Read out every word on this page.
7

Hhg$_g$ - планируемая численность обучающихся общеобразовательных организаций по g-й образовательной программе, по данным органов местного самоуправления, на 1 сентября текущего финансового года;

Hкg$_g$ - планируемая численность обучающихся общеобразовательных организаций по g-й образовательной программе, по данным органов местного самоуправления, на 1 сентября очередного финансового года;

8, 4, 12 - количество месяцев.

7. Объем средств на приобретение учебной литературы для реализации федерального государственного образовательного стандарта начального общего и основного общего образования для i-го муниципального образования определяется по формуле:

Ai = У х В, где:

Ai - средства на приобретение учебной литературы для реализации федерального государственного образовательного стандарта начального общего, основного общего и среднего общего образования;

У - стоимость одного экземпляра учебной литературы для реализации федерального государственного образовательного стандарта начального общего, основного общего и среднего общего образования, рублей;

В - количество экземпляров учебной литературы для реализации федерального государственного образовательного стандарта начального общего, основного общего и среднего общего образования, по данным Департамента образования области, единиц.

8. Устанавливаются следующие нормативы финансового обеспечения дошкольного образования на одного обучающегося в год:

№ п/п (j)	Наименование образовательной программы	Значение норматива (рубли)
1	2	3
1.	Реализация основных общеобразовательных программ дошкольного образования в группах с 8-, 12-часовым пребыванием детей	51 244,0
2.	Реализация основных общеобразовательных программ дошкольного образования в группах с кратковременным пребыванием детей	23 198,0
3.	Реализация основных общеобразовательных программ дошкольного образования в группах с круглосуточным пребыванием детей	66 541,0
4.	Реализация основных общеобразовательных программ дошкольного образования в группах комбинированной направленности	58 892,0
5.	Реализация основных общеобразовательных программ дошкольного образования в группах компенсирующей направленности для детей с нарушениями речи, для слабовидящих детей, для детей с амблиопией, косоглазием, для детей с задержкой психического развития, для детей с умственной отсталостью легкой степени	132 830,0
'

----

» **GIVEN REQUEST**: Where a line above contains the string "одного", copy that line.

» **SOLVED PROBLEM**:
У - стоимость одного экземпляра учебной литературы для реализации федерального государственного образовательного стандарта начального общего, основного общего и среднего общего образования, рублей;
8. Устанавливаются следующие нормативы финансового обеспечения дошкольного образования на одного обучающегося в год:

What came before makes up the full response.